Reproduce the records below in full and without edits, omitting images.

** BEGIN Provided records **

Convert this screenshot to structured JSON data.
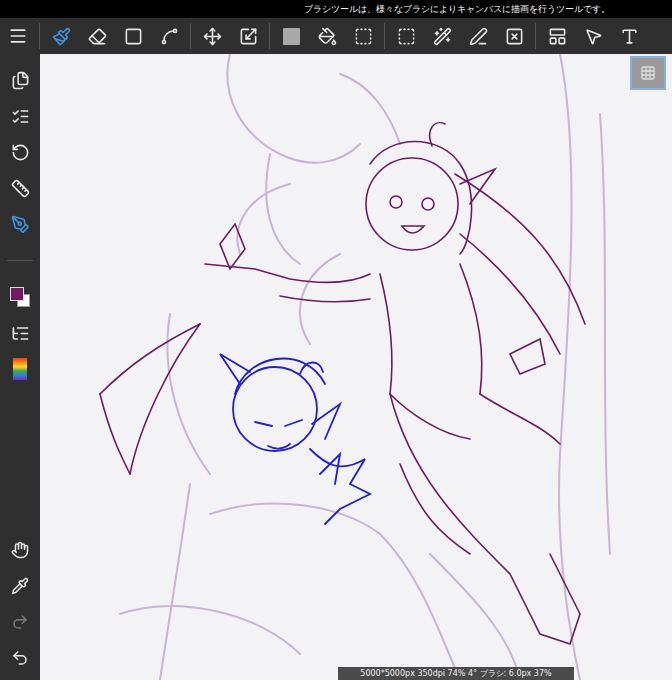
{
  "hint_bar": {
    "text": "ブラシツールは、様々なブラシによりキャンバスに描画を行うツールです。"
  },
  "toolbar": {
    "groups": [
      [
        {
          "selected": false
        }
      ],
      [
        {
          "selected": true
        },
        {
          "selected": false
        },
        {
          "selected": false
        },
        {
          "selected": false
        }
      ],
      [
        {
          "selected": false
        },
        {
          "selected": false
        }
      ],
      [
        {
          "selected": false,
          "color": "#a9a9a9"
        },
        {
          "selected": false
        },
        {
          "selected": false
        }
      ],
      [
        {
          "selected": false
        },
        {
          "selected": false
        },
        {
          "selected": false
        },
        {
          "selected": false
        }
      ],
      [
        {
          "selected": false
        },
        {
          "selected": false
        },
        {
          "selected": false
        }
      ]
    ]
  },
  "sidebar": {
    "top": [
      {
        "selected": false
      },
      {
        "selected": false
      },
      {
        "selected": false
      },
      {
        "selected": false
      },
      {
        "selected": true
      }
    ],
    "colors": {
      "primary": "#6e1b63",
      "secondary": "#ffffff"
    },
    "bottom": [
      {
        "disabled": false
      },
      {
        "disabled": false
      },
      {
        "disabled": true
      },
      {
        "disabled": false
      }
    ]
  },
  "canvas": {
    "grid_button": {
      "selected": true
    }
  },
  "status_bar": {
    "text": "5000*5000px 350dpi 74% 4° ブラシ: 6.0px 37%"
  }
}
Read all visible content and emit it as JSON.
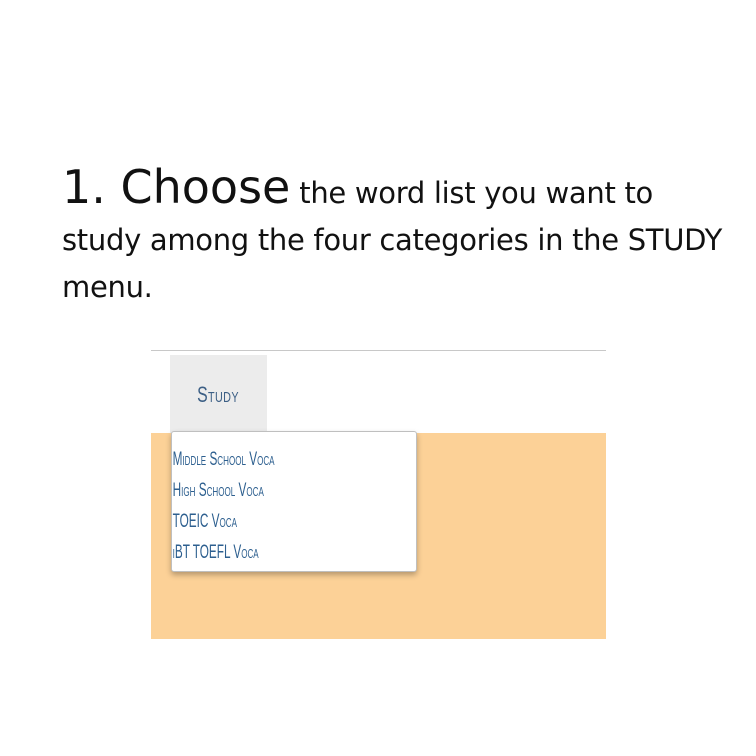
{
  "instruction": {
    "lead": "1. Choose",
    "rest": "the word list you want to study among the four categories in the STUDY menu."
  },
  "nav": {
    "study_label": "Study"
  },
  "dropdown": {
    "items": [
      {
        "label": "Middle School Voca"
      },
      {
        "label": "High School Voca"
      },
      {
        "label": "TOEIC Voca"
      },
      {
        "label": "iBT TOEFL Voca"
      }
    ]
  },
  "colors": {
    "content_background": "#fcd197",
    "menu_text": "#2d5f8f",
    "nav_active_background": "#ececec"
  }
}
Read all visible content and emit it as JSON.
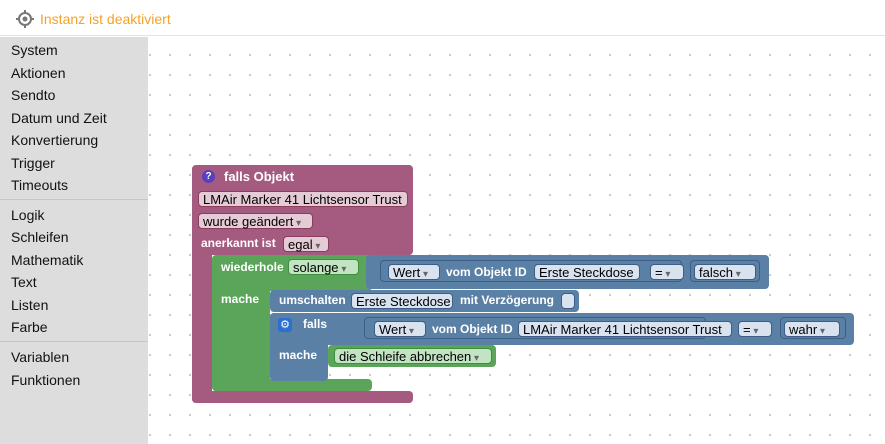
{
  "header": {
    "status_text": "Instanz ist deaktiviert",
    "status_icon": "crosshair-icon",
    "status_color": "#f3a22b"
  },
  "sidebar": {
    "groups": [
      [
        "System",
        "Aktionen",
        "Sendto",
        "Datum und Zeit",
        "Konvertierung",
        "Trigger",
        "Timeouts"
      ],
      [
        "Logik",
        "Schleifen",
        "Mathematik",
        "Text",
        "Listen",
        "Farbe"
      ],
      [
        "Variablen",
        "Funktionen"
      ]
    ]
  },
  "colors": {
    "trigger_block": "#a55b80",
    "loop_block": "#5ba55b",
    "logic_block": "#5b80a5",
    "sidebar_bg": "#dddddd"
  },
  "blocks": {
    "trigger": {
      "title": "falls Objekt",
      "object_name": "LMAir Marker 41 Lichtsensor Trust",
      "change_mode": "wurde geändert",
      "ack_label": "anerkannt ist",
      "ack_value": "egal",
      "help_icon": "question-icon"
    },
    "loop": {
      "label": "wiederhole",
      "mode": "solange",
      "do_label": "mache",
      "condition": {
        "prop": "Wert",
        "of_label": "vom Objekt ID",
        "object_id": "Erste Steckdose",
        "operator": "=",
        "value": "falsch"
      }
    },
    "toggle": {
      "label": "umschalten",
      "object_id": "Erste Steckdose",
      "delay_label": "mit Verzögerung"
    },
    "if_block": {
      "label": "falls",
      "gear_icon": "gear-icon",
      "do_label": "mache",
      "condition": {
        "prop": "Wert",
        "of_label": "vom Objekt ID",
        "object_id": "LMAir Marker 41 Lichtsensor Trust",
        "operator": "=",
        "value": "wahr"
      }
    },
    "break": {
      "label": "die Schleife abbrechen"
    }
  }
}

** END Provided records **

◆ **Solved exercise**
Convert this screenshot to structured JSON data.
{
  "hint_bar": {
    "text": "ブラシツールは、様々なブラシによりキャンバスに描画を行うツールです。"
  },
  "toolbar": {
    "groups": [
      [
        {
          "selected": false
        }
      ],
      [
        {
          "selected": true
        },
        {
          "selected": false
        },
        {
          "selected": false
        },
        {
          "selected": false
        }
      ],
      [
        {
          "selected": false
        },
        {
          "selected": false
        }
      ],
      [
        {
          "selected": false,
          "color": "#a9a9a9"
        },
        {
          "selected": false
        },
        {
          "selected": false
        }
      ],
      [
        {
          "selected": false
        },
        {
          "selected": false
        },
        {
          "selected": false
        },
        {
          "selected": false
        }
      ],
      [
        {
          "selected": false
        },
        {
          "selected": false
        },
        {
          "selected": false
        }
      ]
    ]
  },
  "sidebar": {
    "top": [
      {
        "selected": false
      },
      {
        "selected": false
      },
      {
        "selected": false
      },
      {
        "selected": false
      },
      {
        "selected": true
      }
    ],
    "colors": {
      "primary": "#6e1b63",
      "secondary": "#ffffff"
    },
    "bottom": [
      {
        "disabled": false
      },
      {
        "disabled": false
      },
      {
        "disabled": true
      },
      {
        "disabled": false
      }
    ]
  },
  "canvas": {
    "grid_button": {
      "selected": true
    }
  },
  "status_bar": {
    "text": "5000*5000px 350dpi 74% 4° ブラシ: 6.0px 37%"
  }
}
Read all visible content and emit it as JSON.
{
  "instruction": {
    "lead": "1. Choose",
    "rest": "the word list you want to study among the four categories in the STUDY menu."
  },
  "nav": {
    "study_label": "Study"
  },
  "dropdown": {
    "items": [
      {
        "label": "Middle School Voca"
      },
      {
        "label": "High School Voca"
      },
      {
        "label": "TOEIC Voca"
      },
      {
        "label": "iBT TOEFL Voca"
      }
    ]
  },
  "colors": {
    "content_background": "#fcd197",
    "menu_text": "#2d5f8f",
    "nav_active_background": "#ececec"
  }
}
Read all visible content and emit it as JSON.
{
  "header": {
    "status_text": "Instanz ist deaktiviert",
    "status_icon": "crosshair-icon",
    "status_color": "#f3a22b"
  },
  "sidebar": {
    "groups": [
      [
        "System",
        "Aktionen",
        "Sendto",
        "Datum und Zeit",
        "Konvertierung",
        "Trigger",
        "Timeouts"
      ],
      [
        "Logik",
        "Schleifen",
        "Mathematik",
        "Text",
        "Listen",
        "Farbe"
      ],
      [
        "Variablen",
        "Funktionen"
      ]
    ]
  },
  "colors": {
    "trigger_block": "#a55b80",
    "loop_block": "#5ba55b",
    "logic_block": "#5b80a5",
    "sidebar_bg": "#dddddd"
  },
  "blocks": {
    "trigger": {
      "title": "falls Objekt",
      "object_name": "LMAir Marker 41 Lichtsensor Trust",
      "change_mode": "wurde geändert",
      "ack_label": "anerkannt ist",
      "ack_value": "egal",
      "help_icon": "question-icon"
    },
    "loop": {
      "label": "wiederhole",
      "mode": "solange",
      "do_label": "mache",
      "condition": {
        "prop": "Wert",
        "of_label": "vom Objekt ID",
        "object_id": "Erste Steckdose",
        "operator": "=",
        "value": "falsch"
      }
    },
    "toggle": {
      "label": "umschalten",
      "object_id": "Erste Steckdose",
      "delay_label": "mit Verzögerung"
    },
    "if_block": {
      "label": "falls",
      "gear_icon": "gear-icon",
      "do_label": "mache",
      "condition": {
        "prop": "Wert",
        "of_label": "vom Objekt ID",
        "object_id": "LMAir Marker 41 Lichtsensor Trust",
        "operator": "=",
        "value": "wahr"
      }
    },
    "break": {
      "label": "die Schleife abbrechen"
    }
  }
}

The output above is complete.